= Task to carry out =
Note each line that includes the word "账号密码错误". Copy those lines.

=====

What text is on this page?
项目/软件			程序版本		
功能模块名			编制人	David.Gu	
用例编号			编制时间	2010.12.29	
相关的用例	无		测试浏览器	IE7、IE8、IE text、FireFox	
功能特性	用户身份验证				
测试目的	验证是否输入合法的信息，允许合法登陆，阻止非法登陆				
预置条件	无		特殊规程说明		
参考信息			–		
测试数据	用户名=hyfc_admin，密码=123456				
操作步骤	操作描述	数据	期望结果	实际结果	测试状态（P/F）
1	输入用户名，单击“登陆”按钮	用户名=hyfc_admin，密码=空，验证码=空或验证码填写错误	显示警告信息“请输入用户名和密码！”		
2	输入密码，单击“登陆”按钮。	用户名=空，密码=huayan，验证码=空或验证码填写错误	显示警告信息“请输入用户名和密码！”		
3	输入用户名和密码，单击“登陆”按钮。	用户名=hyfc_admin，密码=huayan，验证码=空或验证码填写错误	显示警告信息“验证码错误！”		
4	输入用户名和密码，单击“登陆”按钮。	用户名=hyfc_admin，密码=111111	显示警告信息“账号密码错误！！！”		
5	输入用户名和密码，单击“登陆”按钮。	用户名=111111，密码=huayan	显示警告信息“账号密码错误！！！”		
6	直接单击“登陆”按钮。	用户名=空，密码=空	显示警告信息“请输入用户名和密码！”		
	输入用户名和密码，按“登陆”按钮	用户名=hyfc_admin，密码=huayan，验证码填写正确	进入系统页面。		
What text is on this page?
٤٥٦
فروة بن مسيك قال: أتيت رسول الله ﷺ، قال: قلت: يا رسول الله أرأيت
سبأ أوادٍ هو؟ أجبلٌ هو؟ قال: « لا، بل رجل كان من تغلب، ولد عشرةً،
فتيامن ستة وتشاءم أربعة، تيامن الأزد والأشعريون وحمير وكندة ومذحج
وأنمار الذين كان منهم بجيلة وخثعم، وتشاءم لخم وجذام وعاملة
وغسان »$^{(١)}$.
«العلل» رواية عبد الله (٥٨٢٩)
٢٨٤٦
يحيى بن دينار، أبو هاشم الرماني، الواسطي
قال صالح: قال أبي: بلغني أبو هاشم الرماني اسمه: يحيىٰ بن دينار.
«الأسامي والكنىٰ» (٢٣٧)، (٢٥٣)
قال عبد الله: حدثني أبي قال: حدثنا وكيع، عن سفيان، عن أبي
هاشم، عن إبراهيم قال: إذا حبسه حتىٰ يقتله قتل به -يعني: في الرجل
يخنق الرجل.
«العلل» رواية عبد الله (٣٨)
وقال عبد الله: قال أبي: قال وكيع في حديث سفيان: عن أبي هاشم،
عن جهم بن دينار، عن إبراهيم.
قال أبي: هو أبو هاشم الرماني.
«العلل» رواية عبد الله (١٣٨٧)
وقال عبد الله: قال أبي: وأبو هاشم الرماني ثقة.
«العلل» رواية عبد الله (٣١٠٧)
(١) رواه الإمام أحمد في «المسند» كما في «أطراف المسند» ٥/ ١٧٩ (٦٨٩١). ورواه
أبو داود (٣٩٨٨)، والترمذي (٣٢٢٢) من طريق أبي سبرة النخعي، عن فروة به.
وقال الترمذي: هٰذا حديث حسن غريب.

=====

= The solution =
4	输入用户名和密码，单击“登陆”按钮。	用户名=hyfc_admin，密码=111111	显示警告信息“账号密码错误！！！”		
5	输入用户名和密码，单击“登陆”按钮。	用户名=111111，密码=huayan	显示警告信息“账号密码错误！！！”		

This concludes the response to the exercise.